What to do — Would it be possible to quote, exactly and in full, the lines from the one with "OCR this image." through the end of the entries below?

Collected data
━━━━━━━━━━━━━━━━━━━━

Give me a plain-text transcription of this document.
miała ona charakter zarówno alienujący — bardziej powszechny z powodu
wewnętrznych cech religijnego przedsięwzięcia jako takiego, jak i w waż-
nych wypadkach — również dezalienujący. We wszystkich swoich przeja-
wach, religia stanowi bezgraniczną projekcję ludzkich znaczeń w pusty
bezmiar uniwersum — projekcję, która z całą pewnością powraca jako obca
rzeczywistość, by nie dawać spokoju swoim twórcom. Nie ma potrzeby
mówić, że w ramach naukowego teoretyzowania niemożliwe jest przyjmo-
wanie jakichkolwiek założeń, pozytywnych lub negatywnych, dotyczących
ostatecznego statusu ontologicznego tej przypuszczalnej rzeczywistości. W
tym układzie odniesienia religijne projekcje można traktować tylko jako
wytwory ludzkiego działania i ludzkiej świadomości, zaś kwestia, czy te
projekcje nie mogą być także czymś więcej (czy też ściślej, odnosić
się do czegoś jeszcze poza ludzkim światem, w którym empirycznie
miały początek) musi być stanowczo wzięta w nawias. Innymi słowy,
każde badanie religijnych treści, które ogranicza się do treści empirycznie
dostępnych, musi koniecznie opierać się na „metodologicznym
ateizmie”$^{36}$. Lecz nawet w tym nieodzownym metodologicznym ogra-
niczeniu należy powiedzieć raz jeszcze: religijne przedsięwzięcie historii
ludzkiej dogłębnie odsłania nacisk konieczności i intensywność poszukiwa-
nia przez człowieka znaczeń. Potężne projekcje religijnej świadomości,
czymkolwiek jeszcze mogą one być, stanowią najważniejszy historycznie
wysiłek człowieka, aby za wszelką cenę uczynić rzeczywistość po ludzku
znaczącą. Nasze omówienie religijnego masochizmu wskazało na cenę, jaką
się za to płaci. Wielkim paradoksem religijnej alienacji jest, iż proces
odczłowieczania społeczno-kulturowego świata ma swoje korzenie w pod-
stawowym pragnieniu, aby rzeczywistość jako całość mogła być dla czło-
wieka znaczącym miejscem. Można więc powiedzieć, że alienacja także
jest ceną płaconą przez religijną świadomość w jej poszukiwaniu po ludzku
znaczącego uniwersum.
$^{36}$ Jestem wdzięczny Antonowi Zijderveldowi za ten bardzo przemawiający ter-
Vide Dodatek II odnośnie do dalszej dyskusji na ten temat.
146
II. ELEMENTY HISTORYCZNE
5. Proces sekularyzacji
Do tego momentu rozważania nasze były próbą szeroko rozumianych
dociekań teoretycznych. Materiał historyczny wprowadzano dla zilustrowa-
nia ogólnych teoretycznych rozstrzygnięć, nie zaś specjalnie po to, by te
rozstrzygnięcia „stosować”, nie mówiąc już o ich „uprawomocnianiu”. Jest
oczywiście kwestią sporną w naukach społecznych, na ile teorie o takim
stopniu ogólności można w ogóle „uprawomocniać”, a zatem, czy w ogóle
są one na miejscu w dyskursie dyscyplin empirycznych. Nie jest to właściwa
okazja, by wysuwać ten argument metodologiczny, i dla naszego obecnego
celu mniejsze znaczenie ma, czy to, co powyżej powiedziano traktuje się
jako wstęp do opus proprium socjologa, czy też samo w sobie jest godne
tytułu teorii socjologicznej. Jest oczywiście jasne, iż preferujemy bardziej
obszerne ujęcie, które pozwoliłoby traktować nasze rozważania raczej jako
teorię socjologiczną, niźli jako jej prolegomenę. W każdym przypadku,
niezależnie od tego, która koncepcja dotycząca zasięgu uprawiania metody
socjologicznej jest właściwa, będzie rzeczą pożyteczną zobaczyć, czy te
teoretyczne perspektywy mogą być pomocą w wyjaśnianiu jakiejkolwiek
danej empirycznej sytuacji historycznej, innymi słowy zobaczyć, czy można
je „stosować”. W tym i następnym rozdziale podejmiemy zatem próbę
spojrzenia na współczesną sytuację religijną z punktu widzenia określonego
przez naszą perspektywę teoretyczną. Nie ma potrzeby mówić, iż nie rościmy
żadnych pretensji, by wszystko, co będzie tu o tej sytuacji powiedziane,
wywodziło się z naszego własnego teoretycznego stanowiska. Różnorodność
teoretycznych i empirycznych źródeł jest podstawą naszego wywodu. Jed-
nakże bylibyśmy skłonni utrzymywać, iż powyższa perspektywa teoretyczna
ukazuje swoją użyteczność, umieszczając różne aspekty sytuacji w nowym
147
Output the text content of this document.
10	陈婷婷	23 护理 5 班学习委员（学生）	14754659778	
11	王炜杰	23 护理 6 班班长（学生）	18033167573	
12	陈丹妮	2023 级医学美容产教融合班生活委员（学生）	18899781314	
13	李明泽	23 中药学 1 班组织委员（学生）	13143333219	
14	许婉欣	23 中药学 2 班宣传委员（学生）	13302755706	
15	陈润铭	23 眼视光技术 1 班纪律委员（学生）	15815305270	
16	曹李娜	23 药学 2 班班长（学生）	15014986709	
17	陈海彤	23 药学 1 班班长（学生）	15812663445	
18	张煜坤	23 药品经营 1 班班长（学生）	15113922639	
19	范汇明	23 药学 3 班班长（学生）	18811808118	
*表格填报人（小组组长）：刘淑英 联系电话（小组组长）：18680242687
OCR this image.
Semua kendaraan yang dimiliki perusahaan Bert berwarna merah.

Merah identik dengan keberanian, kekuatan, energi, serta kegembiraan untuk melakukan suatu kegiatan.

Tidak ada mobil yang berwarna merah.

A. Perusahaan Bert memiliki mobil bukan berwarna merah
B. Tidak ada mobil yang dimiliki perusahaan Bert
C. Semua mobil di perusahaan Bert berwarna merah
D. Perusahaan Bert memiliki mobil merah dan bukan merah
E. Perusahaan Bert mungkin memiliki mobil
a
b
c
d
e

━━━━━━━━━━━━━━━━━━━━

Response —
OCR this image.
Semua kendaraan yang dimiliki perusahaan Bert berwarna merah.

Merah identik dengan keberanian, kekuatan, energi, serta kegembiraan untuk melakukan suatu kegiatan.

Tidak ada mobil yang berwarna merah.

A. Perusahaan Bert memiliki mobil bukan berwarna merah
B. Tidak ada mobil yang dimiliki perusahaan Bert
C. Semua mobil di perusahaan Bert berwarna merah
D. Perusahaan Bert memiliki mobil merah dan bukan merah
E. Perusahaan Bert mungkin memiliki mobil
a
b
c
d
e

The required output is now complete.